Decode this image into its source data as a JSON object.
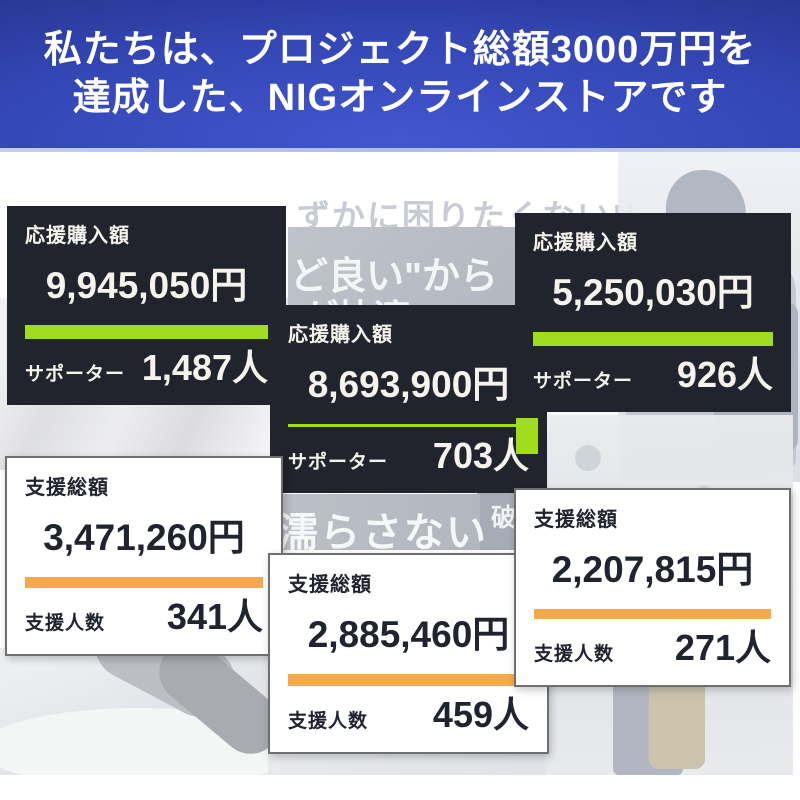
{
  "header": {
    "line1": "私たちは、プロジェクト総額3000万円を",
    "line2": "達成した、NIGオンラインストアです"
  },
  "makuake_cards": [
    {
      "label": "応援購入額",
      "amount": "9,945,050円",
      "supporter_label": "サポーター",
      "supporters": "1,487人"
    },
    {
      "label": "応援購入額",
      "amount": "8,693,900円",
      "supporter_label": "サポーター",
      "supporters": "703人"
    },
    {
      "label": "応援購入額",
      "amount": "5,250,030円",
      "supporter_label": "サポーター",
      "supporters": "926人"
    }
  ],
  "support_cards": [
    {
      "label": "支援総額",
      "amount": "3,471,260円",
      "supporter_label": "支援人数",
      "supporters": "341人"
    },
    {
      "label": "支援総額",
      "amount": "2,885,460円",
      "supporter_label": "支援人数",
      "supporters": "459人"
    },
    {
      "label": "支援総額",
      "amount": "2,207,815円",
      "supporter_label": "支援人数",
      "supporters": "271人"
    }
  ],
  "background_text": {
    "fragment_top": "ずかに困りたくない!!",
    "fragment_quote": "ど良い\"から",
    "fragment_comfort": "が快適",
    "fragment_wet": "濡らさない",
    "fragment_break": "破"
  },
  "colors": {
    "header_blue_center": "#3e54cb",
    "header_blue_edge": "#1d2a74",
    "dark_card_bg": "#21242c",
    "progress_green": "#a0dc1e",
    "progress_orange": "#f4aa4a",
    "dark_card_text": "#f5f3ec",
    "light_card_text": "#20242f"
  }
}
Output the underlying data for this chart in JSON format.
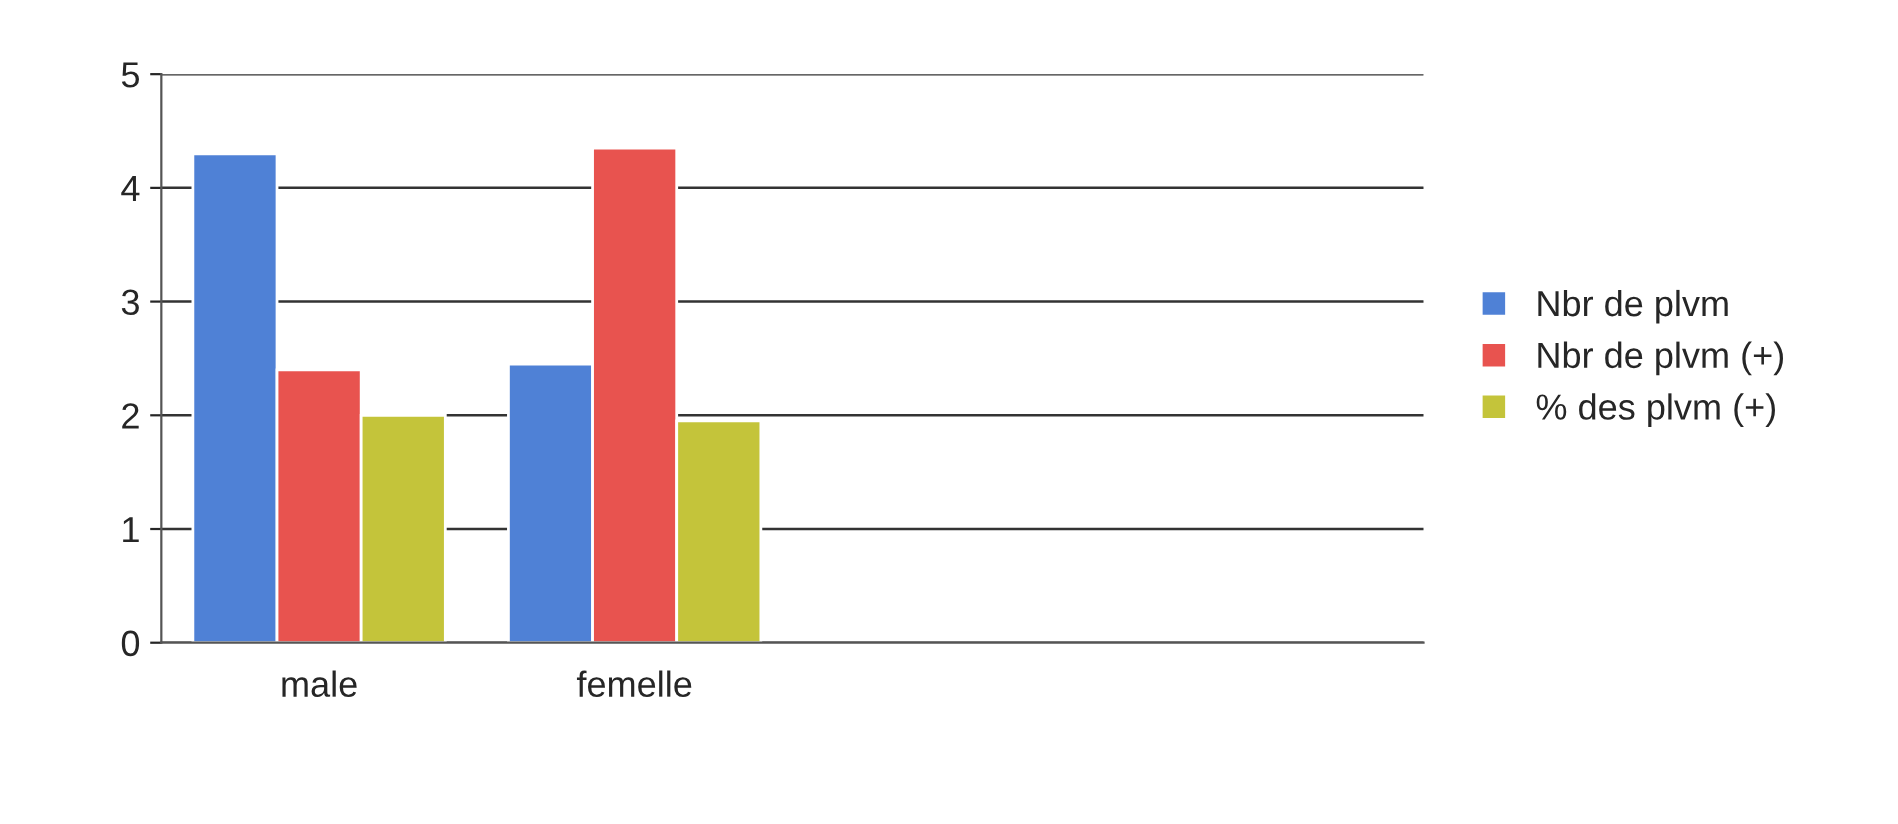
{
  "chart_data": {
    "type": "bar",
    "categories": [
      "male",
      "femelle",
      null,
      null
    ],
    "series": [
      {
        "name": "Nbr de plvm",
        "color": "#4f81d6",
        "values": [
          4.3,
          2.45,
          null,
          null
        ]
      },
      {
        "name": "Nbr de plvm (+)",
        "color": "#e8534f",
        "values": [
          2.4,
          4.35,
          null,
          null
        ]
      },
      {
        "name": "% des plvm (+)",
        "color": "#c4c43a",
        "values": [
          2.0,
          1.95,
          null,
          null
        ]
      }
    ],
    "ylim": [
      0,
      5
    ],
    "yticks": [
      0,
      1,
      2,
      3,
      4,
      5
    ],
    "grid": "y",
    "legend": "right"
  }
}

* Required work *
Using the records above, find and show each line with the string "plvm".

* Output *
        "name": "Nbr de plvm",
        "name": "Nbr de plvm (+)",
        "name": "% des plvm (+)",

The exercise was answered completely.